◆ Goal of the exercise ◆
Reproduce the entries in full, with no changes.

Data extracted from a collection
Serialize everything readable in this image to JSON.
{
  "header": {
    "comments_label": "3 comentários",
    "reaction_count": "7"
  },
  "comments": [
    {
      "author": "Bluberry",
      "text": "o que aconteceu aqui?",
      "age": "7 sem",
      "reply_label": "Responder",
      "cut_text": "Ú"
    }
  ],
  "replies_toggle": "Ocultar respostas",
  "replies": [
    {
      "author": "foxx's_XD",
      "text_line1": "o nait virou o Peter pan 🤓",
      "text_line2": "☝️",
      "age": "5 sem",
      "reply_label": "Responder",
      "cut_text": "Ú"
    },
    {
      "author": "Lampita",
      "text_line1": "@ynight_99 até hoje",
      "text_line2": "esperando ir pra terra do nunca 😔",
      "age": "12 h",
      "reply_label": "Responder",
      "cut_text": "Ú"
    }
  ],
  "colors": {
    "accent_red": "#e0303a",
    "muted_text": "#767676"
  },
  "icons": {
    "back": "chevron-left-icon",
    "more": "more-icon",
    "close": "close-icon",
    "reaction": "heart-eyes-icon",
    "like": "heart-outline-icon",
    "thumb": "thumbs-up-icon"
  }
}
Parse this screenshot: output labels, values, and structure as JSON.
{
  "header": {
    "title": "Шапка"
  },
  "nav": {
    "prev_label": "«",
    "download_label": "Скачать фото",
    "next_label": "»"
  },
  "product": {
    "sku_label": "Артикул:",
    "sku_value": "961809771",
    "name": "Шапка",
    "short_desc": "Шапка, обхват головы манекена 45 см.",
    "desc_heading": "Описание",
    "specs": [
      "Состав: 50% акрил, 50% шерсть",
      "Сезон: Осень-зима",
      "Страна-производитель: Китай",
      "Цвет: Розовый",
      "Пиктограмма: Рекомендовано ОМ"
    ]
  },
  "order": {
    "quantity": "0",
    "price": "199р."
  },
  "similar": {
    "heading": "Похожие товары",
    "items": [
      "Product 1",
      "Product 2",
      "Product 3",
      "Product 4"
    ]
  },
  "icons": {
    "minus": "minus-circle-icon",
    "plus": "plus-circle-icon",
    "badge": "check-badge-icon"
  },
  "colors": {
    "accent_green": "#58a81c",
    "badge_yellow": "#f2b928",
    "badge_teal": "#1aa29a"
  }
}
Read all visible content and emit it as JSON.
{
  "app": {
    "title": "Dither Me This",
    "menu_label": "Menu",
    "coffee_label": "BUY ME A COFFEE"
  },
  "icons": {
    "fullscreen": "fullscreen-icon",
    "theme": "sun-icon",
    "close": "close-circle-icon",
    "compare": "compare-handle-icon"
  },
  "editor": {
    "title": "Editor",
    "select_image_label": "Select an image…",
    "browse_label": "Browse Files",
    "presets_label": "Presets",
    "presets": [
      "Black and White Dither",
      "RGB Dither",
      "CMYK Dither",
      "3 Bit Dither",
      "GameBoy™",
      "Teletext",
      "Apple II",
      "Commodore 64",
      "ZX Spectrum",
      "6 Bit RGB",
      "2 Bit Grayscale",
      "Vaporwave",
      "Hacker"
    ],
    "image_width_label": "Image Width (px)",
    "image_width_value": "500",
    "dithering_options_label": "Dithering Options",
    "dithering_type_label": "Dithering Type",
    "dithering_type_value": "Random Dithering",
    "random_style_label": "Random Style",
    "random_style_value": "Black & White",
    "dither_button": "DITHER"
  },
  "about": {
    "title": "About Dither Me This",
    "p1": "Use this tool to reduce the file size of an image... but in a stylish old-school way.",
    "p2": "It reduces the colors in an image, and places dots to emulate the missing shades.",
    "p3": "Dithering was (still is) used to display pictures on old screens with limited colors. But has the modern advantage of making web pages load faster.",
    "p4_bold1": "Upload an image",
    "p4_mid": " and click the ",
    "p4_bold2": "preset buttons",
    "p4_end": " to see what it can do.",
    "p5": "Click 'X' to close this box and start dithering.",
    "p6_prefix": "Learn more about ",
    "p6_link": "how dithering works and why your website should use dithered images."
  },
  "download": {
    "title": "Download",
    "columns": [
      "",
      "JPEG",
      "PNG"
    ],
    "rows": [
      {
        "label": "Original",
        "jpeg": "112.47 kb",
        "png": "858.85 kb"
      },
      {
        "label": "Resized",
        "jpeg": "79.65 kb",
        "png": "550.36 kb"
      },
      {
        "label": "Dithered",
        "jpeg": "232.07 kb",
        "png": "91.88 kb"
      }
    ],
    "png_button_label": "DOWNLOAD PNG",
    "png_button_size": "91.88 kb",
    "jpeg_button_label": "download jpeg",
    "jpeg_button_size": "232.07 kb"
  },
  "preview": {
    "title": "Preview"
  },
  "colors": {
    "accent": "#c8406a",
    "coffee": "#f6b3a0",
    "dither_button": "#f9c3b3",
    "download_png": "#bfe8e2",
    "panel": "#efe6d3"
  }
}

◆ The solution ◆
Serialize everything readable in this image to JSON.
{
  "header": {
    "comments_label": "3 comentários",
    "reaction_count": "7"
  },
  "comments": [
    {
      "author": "Bluberry",
      "text": "o que aconteceu aqui?",
      "age": "7 sem",
      "reply_label": "Responder",
      "cut_text": "Ú"
    }
  ],
  "replies_toggle": "Ocultar respostas",
  "replies": [
    {
      "author": "foxx's_XD",
      "text_line1": "o nait virou o Peter pan 🤓",
      "text_line2": "☝️",
      "age": "5 sem",
      "reply_label": "Responder",
      "cut_text": "Ú"
    },
    {
      "author": "Lampita",
      "text_line1": "@ynight_99 até hoje",
      "text_line2": "esperando ir pra terra do nunca 😔",
      "age": "12 h",
      "reply_label": "Responder",
      "cut_text": "Ú"
    }
  ],
  "colors": {
    "accent_red": "#e0303a",
    "muted_text": "#767676"
  },
  "icons": {
    "back": "chevron-left-icon",
    "more": "more-icon",
    "close": "close-icon",
    "reaction": "heart-eyes-icon",
    "like": "heart-outline-icon",
    "thumb": "thumbs-up-icon"
  }
}
Parse this screenshot: output labels, values, and structure as JSON.
{
  "header": {
    "title": "Шапка"
  },
  "nav": {
    "prev_label": "«",
    "download_label": "Скачать фото",
    "next_label": "»"
  },
  "product": {
    "sku_label": "Артикул:",
    "sku_value": "961809771",
    "name": "Шапка",
    "short_desc": "Шапка, обхват головы манекена 45 см.",
    "desc_heading": "Описание",
    "specs": [
      "Состав: 50% акрил, 50% шерсть",
      "Сезон: Осень-зима",
      "Страна-производитель: Китай",
      "Цвет: Розовый",
      "Пиктограмма: Рекомендовано ОМ"
    ]
  },
  "order": {
    "quantity": "0",
    "price": "199р."
  },
  "similar": {
    "heading": "Похожие товары",
    "items": [
      "Product 1",
      "Product 2",
      "Product 3",
      "Product 4"
    ]
  },
  "icons": {
    "minus": "minus-circle-icon",
    "plus": "plus-circle-icon",
    "badge": "check-badge-icon"
  },
  "colors": {
    "accent_green": "#58a81c",
    "badge_yellow": "#f2b928",
    "badge_teal": "#1aa29a"
  }
}
Read all visible content and emit it as JSON.
{
  "app": {
    "title": "Dither Me This",
    "menu_label": "Menu",
    "coffee_label": "BUY ME A COFFEE"
  },
  "icons": {
    "fullscreen": "fullscreen-icon",
    "theme": "sun-icon",
    "close": "close-circle-icon",
    "compare": "compare-handle-icon"
  },
  "editor": {
    "title": "Editor",
    "select_image_label": "Select an image…",
    "browse_label": "Browse Files",
    "presets_label": "Presets",
    "presets": [
      "Black and White Dither",
      "RGB Dither",
      "CMYK Dither",
      "3 Bit Dither",
      "GameBoy™",
      "Teletext",
      "Apple II",
      "Commodore 64",
      "ZX Spectrum",
      "6 Bit RGB",
      "2 Bit Grayscale",
      "Vaporwave",
      "Hacker"
    ],
    "image_width_label": "Image Width (px)",
    "image_width_value": "500",
    "dithering_options_label": "Dithering Options",
    "dithering_type_label": "Dithering Type",
    "dithering_type_value": "Random Dithering",
    "random_style_label": "Random Style",
    "random_style_value": "Black & White",
    "dither_button": "DITHER"
  },
  "about": {
    "title": "About Dither Me This",
    "p1": "Use this tool to reduce the file size of an image... but in a stylish old-school way.",
    "p2": "It reduces the colors in an image, and places dots to emulate the missing shades.",
    "p3": "Dithering was (still is) used to display pictures on old screens with limited colors. But has the modern advantage of making web pages load faster.",
    "p4_bold1": "Upload an image",
    "p4_mid": " and click the ",
    "p4_bold2": "preset buttons",
    "p4_end": " to see what it can do.",
    "p5": "Click 'X' to close this box and start dithering.",
    "p6_prefix": "Learn more about ",
    "p6_link": "how dithering works and why your website should use dithered images."
  },
  "download": {
    "title": "Download",
    "columns": [
      "",
      "JPEG",
      "PNG"
    ],
    "rows": [
      {
        "label": "Original",
        "jpeg": "112.47 kb",
        "png": "858.85 kb"
      },
      {
        "label": "Resized",
        "jpeg": "79.65 kb",
        "png": "550.36 kb"
      },
      {
        "label": "Dithered",
        "jpeg": "232.07 kb",
        "png": "91.88 kb"
      }
    ],
    "png_button_label": "DOWNLOAD PNG",
    "png_button_size": "91.88 kb",
    "jpeg_button_label": "download jpeg",
    "jpeg_button_size": "232.07 kb"
  },
  "preview": {
    "title": "Preview"
  },
  "colors": {
    "accent": "#c8406a",
    "coffee": "#f6b3a0",
    "dither_button": "#f9c3b3",
    "download_png": "#bfe8e2",
    "panel": "#efe6d3"
  }
}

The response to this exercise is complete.